*Instruction*: Where does the string "fabricante" appear in the records? Copy every line that contains it.

[Stored rows start]

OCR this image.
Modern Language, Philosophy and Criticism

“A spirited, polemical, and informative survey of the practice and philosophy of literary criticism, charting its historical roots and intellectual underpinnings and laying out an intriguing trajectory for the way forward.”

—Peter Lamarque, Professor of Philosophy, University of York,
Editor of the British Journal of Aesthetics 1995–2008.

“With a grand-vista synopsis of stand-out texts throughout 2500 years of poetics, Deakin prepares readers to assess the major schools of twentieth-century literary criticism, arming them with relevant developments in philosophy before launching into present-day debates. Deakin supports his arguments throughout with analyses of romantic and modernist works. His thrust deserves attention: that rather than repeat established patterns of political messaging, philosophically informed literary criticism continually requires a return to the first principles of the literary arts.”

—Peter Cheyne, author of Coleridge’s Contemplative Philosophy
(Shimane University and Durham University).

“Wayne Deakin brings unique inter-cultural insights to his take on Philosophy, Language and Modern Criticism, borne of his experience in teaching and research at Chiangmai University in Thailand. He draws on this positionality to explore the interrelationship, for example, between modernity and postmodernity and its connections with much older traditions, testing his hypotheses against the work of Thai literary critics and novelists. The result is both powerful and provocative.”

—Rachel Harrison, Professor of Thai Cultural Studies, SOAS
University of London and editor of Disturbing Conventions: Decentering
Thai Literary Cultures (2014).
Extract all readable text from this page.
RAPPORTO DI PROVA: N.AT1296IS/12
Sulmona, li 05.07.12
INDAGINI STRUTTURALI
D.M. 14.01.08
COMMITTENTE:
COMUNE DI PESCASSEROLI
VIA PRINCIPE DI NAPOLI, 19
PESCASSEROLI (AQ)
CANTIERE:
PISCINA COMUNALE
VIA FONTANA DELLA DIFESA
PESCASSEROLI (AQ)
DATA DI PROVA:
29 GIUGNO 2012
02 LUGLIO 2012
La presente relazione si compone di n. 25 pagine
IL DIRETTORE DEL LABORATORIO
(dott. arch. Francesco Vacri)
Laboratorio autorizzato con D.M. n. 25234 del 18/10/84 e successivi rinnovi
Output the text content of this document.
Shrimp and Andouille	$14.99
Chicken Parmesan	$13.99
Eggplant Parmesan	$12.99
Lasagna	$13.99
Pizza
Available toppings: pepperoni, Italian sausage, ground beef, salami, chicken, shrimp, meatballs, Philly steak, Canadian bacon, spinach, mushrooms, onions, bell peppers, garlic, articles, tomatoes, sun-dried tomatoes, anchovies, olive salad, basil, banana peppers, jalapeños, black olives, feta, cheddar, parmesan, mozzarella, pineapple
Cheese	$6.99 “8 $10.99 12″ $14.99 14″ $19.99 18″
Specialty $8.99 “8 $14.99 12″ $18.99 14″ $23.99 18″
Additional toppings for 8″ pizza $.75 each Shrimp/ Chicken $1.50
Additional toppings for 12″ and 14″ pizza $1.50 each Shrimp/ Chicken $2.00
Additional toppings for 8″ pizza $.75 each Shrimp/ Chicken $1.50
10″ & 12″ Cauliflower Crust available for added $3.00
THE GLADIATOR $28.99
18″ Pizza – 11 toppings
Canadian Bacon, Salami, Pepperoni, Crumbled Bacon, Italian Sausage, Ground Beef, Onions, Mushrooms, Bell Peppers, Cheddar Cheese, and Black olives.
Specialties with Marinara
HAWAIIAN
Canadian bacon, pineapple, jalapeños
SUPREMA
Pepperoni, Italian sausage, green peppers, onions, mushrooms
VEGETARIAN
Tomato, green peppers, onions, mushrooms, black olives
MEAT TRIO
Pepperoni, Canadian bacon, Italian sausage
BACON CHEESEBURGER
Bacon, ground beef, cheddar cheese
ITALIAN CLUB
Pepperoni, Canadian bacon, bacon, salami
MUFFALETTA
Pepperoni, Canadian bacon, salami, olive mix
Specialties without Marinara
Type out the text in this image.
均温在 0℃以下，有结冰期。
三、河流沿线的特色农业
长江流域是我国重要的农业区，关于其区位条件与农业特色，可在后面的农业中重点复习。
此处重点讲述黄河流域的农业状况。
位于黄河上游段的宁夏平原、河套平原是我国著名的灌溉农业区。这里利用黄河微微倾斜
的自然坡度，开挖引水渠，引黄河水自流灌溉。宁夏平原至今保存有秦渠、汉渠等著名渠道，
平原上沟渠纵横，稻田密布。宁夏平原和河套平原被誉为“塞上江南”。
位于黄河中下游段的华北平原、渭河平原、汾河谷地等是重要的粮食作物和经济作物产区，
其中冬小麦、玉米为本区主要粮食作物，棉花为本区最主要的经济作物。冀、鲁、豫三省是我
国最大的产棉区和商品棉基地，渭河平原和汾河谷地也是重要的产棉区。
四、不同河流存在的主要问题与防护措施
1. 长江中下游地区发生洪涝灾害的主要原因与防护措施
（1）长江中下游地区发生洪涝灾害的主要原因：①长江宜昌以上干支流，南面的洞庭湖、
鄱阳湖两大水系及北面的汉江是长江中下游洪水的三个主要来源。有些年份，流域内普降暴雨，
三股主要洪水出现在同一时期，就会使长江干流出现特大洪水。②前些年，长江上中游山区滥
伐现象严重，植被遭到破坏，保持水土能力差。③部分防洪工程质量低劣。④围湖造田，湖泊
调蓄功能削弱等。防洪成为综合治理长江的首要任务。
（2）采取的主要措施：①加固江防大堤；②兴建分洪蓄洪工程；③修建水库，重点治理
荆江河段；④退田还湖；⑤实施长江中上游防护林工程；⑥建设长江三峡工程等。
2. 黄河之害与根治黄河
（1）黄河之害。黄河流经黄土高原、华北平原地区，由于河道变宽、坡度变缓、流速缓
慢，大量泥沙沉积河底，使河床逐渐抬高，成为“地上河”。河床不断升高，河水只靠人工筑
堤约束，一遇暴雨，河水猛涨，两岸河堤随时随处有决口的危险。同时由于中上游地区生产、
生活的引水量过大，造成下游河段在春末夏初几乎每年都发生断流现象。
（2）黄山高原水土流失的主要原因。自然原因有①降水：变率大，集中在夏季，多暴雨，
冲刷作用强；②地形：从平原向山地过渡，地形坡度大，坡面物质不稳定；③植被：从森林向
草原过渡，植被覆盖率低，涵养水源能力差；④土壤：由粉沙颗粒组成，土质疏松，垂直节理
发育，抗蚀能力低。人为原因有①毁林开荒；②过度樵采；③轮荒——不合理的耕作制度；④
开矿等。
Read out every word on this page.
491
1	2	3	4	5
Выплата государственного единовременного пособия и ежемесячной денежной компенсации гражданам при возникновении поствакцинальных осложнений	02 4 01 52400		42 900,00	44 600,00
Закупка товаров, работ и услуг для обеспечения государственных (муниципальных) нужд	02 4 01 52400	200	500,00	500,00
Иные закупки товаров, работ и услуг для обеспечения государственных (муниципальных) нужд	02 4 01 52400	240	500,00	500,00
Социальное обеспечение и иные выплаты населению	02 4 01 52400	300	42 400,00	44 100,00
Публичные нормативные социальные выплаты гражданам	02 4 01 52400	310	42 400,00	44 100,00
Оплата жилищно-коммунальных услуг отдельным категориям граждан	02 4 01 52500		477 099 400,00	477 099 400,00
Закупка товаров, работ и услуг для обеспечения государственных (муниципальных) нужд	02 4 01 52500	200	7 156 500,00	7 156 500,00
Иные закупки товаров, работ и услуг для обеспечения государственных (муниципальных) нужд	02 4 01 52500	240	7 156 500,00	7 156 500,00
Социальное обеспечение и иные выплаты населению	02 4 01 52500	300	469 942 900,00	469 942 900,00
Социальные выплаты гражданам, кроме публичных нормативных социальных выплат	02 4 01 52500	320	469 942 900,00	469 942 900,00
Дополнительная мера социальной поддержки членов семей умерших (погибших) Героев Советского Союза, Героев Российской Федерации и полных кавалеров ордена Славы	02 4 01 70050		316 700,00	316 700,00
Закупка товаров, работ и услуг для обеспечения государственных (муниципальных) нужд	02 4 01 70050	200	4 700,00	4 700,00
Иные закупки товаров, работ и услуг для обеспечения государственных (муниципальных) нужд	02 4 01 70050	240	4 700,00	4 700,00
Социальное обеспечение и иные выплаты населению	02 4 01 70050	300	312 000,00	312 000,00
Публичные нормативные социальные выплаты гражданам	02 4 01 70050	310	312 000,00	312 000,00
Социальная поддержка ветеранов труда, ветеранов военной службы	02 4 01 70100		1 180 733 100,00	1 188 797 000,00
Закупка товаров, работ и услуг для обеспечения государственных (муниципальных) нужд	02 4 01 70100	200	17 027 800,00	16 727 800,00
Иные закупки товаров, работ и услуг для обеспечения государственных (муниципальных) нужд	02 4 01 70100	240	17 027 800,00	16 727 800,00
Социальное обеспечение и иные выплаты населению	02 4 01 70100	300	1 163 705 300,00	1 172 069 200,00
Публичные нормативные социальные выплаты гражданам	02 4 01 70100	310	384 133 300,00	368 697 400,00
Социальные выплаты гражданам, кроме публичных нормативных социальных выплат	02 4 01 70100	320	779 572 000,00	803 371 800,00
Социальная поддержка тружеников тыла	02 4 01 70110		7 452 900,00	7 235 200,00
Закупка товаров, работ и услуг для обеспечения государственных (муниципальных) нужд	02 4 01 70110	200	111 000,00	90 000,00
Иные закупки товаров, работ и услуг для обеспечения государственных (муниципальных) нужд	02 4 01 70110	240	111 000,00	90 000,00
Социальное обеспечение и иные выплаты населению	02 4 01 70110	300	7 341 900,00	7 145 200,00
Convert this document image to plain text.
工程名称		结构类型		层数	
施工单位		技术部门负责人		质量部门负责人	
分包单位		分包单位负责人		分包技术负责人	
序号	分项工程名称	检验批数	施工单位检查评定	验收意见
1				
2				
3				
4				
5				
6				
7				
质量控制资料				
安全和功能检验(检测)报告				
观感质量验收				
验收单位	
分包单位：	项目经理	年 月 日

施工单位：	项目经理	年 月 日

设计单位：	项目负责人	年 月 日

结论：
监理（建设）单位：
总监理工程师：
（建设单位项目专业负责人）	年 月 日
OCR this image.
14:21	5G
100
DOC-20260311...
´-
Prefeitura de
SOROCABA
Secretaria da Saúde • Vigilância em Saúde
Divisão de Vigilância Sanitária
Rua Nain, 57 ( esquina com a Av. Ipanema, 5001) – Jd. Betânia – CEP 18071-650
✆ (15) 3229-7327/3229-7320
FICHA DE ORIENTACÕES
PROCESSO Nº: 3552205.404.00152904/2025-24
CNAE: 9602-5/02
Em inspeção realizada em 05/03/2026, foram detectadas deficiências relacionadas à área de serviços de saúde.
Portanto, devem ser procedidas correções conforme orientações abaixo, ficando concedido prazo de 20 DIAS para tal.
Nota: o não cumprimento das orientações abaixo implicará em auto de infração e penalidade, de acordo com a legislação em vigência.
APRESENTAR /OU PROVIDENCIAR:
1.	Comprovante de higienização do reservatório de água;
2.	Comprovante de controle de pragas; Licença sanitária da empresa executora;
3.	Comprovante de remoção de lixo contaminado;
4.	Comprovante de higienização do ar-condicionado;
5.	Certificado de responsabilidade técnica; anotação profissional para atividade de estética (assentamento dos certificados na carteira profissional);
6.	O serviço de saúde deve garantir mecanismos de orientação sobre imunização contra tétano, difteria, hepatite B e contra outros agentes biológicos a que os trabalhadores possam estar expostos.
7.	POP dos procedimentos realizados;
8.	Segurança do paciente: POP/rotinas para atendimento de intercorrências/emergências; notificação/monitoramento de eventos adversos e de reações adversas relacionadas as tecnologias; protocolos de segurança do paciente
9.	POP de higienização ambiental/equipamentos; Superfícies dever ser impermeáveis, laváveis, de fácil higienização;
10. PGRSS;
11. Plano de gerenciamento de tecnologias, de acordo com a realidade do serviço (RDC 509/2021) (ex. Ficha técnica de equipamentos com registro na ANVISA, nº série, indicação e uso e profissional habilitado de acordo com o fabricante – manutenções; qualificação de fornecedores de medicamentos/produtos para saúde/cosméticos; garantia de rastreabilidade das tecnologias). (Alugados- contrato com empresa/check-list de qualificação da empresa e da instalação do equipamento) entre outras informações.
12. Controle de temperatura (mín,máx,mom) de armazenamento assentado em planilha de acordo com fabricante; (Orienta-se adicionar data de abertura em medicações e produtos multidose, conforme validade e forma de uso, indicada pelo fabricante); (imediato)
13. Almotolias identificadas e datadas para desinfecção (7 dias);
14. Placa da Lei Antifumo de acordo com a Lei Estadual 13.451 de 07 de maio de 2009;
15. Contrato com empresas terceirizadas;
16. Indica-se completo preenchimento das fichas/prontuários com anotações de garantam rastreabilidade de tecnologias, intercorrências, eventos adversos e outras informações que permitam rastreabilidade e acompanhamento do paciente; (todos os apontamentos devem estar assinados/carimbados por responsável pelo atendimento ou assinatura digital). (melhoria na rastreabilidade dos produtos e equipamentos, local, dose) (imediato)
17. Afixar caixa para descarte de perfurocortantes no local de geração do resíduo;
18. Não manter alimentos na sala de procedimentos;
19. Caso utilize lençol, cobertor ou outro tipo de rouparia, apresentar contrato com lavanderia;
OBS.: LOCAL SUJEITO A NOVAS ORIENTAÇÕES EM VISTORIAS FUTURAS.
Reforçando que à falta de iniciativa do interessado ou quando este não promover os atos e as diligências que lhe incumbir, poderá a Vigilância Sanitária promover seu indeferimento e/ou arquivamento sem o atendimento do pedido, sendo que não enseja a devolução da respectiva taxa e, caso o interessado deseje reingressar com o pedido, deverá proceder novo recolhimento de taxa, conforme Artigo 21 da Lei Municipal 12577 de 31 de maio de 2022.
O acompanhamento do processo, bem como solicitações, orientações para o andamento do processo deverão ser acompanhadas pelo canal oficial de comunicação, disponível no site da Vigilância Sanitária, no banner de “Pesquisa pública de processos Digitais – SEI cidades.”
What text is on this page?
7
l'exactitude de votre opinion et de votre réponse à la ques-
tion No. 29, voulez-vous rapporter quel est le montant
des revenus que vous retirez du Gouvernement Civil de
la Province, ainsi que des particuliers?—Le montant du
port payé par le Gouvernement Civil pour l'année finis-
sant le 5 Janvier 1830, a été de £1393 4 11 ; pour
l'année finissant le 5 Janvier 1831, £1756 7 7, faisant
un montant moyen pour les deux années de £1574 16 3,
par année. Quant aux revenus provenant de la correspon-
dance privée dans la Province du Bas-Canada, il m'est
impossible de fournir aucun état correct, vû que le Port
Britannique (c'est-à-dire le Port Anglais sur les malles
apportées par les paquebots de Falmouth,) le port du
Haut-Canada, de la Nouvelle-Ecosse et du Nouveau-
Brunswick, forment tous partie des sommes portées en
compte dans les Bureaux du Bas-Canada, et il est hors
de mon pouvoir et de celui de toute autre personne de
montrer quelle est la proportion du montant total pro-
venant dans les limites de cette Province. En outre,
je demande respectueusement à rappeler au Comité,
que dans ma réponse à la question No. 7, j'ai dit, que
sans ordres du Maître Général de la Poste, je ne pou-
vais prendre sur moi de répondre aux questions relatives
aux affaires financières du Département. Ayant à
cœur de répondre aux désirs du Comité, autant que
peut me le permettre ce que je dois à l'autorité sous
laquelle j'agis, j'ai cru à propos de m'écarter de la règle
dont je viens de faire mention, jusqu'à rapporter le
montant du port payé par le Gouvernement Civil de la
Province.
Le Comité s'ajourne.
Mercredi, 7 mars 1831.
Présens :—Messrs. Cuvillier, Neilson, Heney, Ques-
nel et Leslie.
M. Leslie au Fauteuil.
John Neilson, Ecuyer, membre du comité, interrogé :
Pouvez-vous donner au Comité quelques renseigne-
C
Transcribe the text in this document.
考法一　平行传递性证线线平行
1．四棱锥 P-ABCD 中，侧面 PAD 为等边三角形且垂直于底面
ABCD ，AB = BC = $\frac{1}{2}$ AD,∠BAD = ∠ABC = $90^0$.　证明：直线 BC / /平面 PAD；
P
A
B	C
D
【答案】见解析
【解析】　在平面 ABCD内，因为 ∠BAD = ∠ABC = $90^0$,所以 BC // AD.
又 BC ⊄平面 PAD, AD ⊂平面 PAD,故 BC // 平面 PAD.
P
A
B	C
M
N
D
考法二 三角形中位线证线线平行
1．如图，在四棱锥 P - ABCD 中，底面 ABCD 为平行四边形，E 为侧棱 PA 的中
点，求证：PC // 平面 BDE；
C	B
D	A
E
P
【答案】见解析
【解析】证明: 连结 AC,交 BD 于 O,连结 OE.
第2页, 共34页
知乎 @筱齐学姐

[Stored rows end]

*Expected answer*:
11. Plano de gerenciamento de tecnologias, de acordo com a realidade do serviço (RDC 509/2021) (ex. Ficha técnica de equipamentos com registro na ANVISA, nº série, indicação e uso e profissional habilitado de acordo com o fabricante – manutenções; qualificação de fornecedores de medicamentos/produtos para saúde/cosméticos; garantia de rastreabilidade das tecnologias). (Alugados- contrato com empresa/check-list de qualificação da empresa e da instalação do equipamento) entre outras informações.
12. Controle de temperatura (mín,máx,mom) de armazenamento assentado em planilha de acordo com fabricante; (Orienta-se adicionar data de abertura em medicações e produtos multidose, conforme validade e forma de uso, indicada pelo fabricante); (imediato)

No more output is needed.